→ DIRECTIONS
Tally every line of the listing where the string "Zweitstimmen" is found, and state the total alone.

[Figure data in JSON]
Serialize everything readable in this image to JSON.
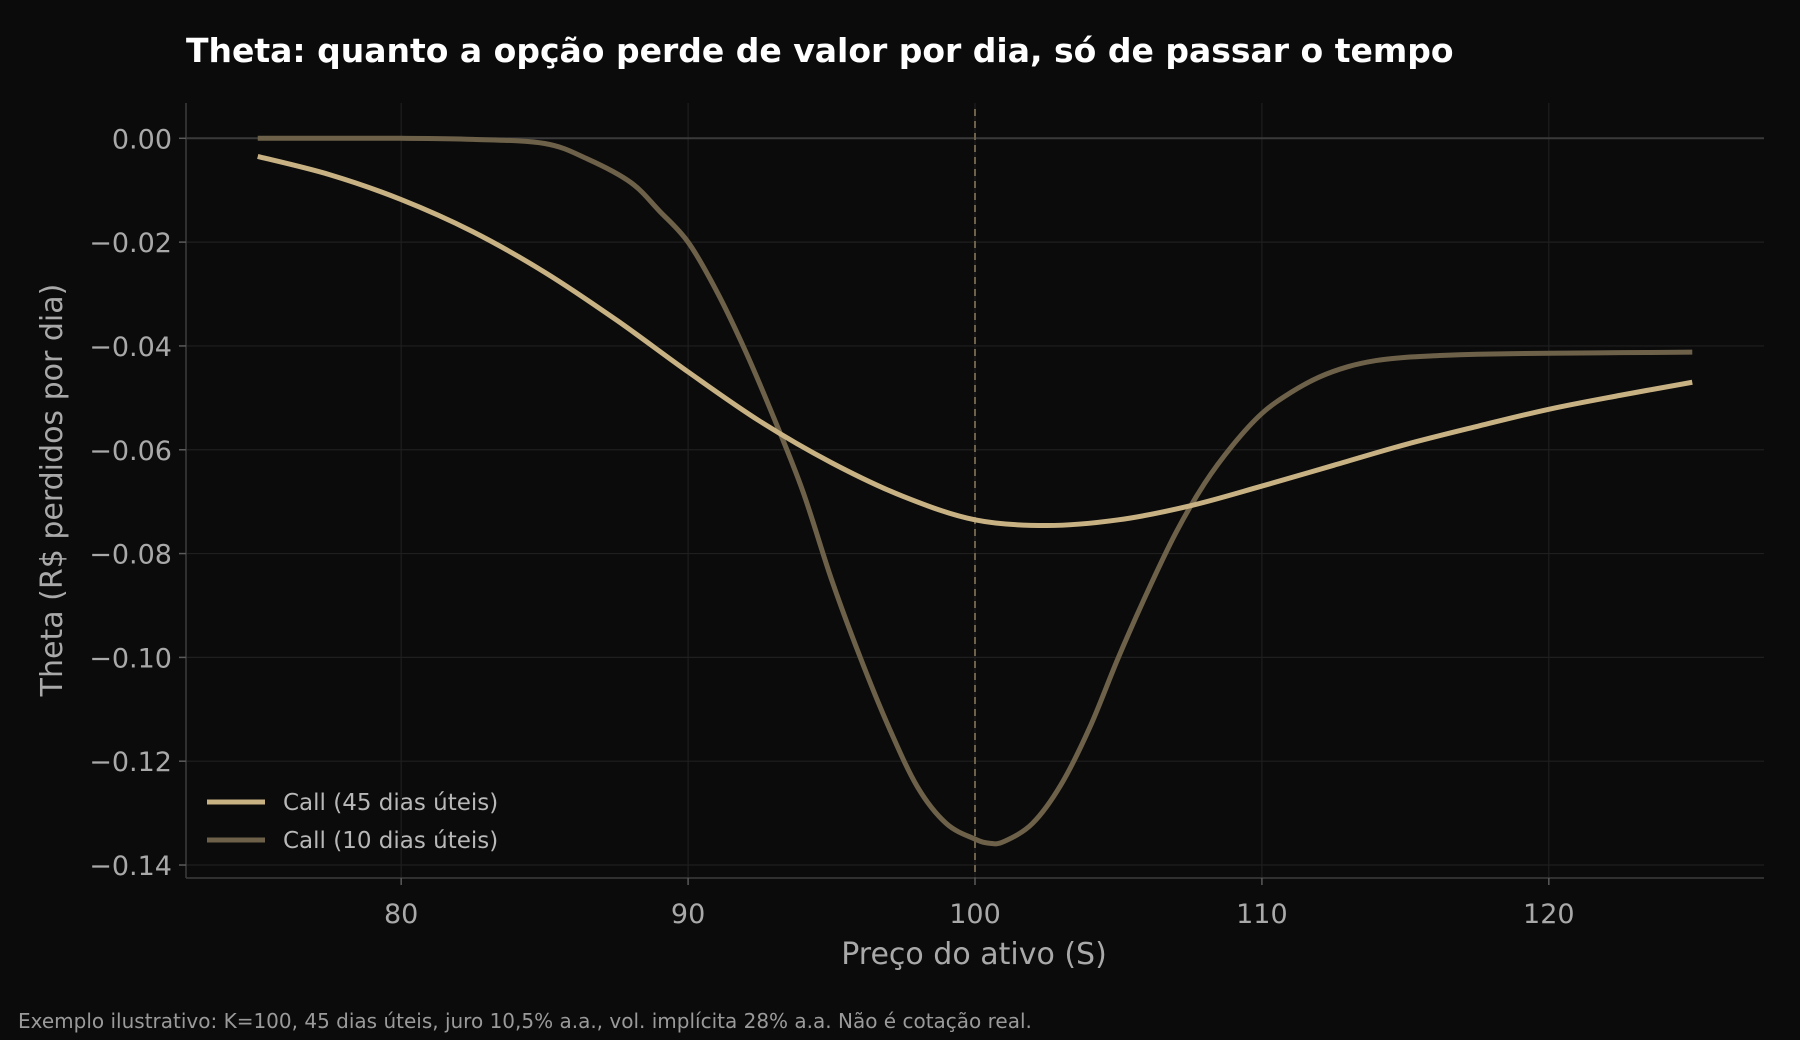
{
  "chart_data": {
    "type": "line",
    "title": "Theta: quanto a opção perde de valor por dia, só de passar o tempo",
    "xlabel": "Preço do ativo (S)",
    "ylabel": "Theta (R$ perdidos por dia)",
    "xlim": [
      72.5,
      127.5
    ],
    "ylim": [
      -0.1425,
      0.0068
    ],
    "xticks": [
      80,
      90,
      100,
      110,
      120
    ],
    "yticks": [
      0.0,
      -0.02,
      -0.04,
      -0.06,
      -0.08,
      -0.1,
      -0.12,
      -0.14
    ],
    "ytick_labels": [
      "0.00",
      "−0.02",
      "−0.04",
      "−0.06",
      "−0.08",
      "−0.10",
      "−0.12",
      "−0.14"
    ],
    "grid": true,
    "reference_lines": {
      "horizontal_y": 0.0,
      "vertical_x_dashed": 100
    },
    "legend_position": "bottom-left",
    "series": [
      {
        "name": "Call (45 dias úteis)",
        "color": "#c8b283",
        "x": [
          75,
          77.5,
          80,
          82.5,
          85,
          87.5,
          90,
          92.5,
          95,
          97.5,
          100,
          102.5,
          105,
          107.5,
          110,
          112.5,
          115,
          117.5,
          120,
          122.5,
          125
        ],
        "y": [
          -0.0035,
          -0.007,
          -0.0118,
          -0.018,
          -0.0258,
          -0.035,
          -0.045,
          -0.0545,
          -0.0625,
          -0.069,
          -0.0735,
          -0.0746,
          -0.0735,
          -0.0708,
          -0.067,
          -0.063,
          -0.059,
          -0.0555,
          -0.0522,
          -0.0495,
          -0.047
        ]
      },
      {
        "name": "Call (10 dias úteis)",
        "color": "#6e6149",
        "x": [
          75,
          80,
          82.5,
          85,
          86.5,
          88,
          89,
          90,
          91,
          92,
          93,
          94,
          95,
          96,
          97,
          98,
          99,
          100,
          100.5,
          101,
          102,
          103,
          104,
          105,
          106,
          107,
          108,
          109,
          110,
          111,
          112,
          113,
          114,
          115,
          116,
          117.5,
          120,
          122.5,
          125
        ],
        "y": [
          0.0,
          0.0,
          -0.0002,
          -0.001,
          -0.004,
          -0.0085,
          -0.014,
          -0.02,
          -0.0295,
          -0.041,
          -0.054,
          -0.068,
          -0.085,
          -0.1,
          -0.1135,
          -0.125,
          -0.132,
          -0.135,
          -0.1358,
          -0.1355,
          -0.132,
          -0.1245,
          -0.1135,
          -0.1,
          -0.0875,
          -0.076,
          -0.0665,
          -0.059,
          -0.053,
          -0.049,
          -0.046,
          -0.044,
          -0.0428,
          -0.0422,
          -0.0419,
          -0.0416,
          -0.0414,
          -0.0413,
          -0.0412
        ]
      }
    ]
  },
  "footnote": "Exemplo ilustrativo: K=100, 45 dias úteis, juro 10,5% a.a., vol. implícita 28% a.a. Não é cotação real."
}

* * *

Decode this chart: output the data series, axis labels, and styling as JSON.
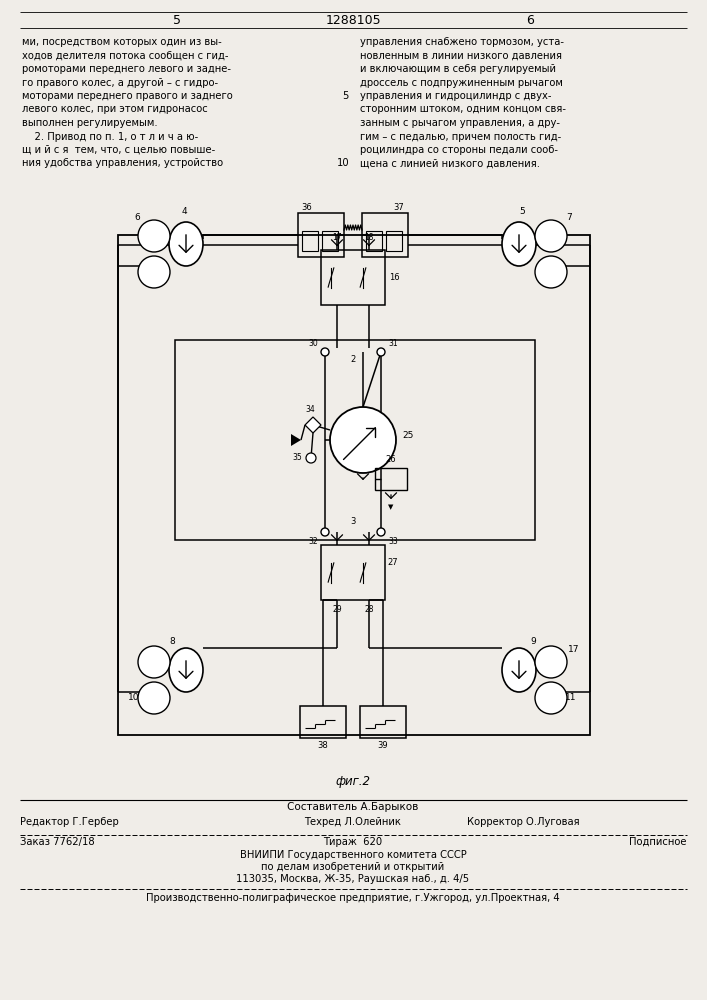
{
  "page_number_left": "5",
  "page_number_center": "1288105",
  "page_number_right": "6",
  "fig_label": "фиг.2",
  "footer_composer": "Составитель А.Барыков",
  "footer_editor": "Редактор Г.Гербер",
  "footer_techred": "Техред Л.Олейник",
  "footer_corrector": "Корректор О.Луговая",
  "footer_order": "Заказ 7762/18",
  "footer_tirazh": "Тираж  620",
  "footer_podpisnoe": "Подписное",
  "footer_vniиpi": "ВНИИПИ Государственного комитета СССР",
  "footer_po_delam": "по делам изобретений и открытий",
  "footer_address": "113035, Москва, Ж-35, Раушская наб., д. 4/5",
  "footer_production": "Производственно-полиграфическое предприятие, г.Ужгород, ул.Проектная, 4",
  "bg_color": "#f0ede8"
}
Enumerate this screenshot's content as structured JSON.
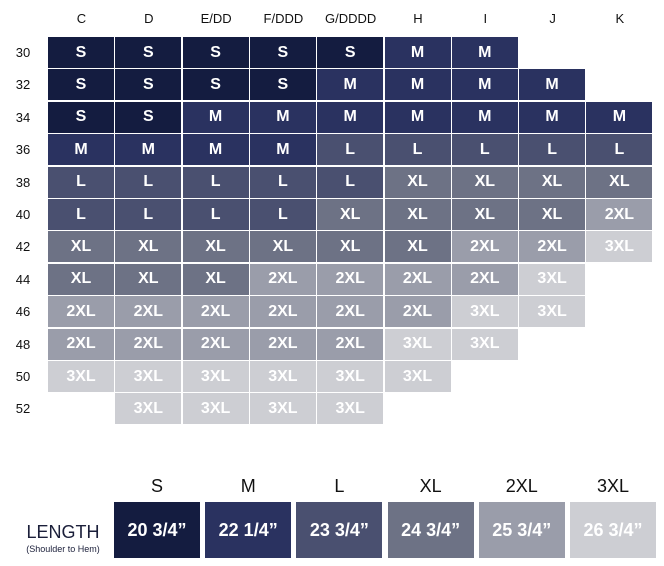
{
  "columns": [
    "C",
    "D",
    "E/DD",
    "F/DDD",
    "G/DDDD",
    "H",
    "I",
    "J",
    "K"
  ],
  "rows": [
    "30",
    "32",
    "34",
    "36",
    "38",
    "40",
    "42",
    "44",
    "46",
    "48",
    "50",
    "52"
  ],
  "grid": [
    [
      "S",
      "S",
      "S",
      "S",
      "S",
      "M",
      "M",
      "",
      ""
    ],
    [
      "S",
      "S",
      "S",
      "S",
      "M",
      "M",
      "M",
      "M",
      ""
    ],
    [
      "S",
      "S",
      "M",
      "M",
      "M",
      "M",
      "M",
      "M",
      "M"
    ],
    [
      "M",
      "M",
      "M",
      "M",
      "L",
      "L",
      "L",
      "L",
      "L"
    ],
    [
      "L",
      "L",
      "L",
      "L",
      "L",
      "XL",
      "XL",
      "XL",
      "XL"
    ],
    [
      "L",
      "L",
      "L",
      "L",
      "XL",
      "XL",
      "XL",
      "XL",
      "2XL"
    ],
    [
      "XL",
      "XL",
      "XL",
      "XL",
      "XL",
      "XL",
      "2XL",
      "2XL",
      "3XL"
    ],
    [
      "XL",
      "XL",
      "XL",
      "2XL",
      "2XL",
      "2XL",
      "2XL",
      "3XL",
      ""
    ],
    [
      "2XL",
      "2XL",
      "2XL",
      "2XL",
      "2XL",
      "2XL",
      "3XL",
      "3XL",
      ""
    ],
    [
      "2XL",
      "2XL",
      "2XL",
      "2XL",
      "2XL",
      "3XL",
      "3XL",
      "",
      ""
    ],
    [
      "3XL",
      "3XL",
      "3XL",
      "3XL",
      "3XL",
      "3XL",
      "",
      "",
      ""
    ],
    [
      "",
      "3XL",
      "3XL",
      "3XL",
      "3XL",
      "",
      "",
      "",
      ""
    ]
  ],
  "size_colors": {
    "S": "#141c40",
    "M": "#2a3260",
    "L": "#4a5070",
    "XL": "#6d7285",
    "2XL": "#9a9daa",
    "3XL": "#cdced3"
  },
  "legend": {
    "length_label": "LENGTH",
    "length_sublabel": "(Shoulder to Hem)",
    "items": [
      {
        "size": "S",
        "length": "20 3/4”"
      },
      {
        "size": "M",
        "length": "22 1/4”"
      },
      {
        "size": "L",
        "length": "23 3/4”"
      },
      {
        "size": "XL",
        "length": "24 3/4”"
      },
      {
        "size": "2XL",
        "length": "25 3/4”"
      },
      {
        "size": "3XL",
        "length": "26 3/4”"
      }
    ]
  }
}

---

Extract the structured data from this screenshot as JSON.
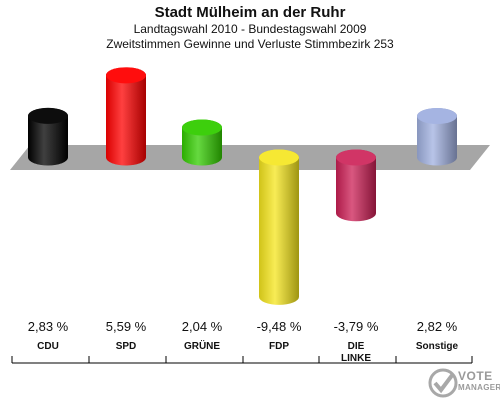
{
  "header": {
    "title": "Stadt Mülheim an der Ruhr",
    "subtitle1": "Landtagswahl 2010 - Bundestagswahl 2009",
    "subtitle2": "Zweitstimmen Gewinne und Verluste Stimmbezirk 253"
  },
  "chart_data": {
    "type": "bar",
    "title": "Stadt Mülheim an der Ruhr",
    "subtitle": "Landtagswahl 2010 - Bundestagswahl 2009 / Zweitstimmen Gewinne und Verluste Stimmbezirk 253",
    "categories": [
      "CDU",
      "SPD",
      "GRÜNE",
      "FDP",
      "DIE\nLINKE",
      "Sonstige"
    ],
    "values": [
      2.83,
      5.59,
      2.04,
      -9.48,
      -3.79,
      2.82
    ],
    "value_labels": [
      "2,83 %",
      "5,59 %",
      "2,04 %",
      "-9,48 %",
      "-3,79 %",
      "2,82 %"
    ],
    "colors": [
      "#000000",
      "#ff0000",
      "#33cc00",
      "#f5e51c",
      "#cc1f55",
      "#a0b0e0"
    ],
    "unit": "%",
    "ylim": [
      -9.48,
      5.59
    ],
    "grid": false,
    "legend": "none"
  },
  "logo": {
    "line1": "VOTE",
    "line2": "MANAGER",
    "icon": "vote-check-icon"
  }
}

→ EXPECTED OUTPUT
2